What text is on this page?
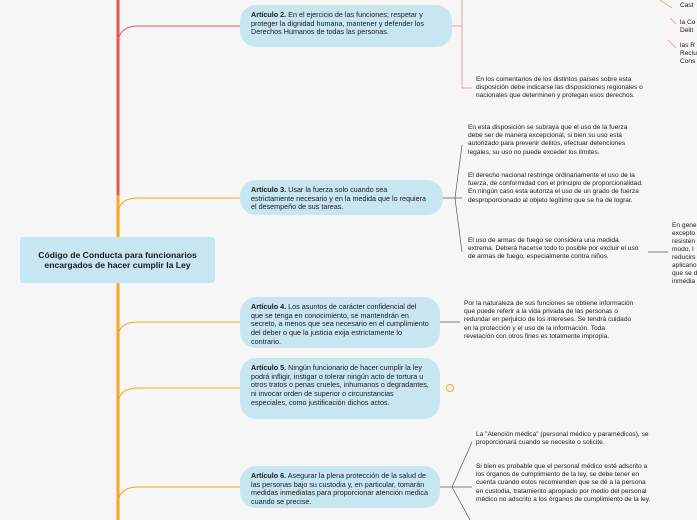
Código de Conducta para funcionarios encargados de hacer cumplir la Ley
Artículo 2. En el ejercicio de las funciones; respetar y proteger la dignidad humana, mantener y defender los Derechos Humanos de todas las personas.
Artículo 3. Usar la fuerza solo cuando sea estrictamente necesario y en la medida que lo requiera el desempeño de sus tareas.
Artículo 4. Los asuntos de carácter confidencial del que se tenga en conocimiento, se mantendrán en secreto, a menos que sea necesario en el cumplimiento del deber o que la justicia exija estrictamente lo contrario.
Artículo 5. Ningún funcionario de hacer cumplir la ley podrá infligir, instigar o tolerar ningún acto de tortura u otros tratos o penas crueles, inhumanos o degradantes, ni invocar orden de superior o circunstancias especiales, como justificación dichos actos.
Artículo 6. Asegurar la plena protección de la salud de las personas bajo su custodia y, en particular, tomarán medidas inmediatas para proporcionar atención medica cuando se precise.
i
En los comentarios de los distintos países sobre esta disposición debe indicarse las disposiciones regionales o nacionales que determinen y protegan esos derechos.
En esta disposición se subraya que el uso de la fuerza debe ser de manera excepcional, si bien su uso está autorizado para prevenir delitos, efectuar detenciones legales, su uso no puede exceder los límites.
El derecho nacional restringe ordinariamente el uso de la fuerza, de conformidad con el principio de proporcionalidad. En ningún caso esta autoriza el uso de un grado de fuerza desproporcionado al objeto legítimo que se ha de lograr.
El uso de armas de fuego se considera una medida extrema. Deberá hacerse todo lo posible por excluir el uso de armas de fuego, especialmente contra niños.
Por la naturaleza de sus funciones se obtiene información que puede referir a la vida privada de las personas o redundar en perjuicio de los intereses. Se tendrá cuidado en la protección y el uso de la información. Toda revelación con otros fines es totalmente impropia.
La "Atención médica" (personal médico y paramédicos), se proporcionará cuando se necesite o solicite.
Si bien es probable que el personal médico esté adscrito a los órganos de cumplimiento de la ley, se debe tener en cuenta cuando estos recomienden que se dé a la persona en custodia, tratamiento apropiado por medio del personal médico no adscrito a los órganos de cumplimiento de la ley.
Cast
la Co
Delit
las R
Reclu
Cons
En gene
excepto
resisten
modo, l
reducirs
aplicano
que se d
inmedia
=-=-=-=-=
▶ _EXERCISE_: The answer should be a single number: the count of lines in the data that include the string "estrictamente".

▶ _CORRECT OUTPUT_: 2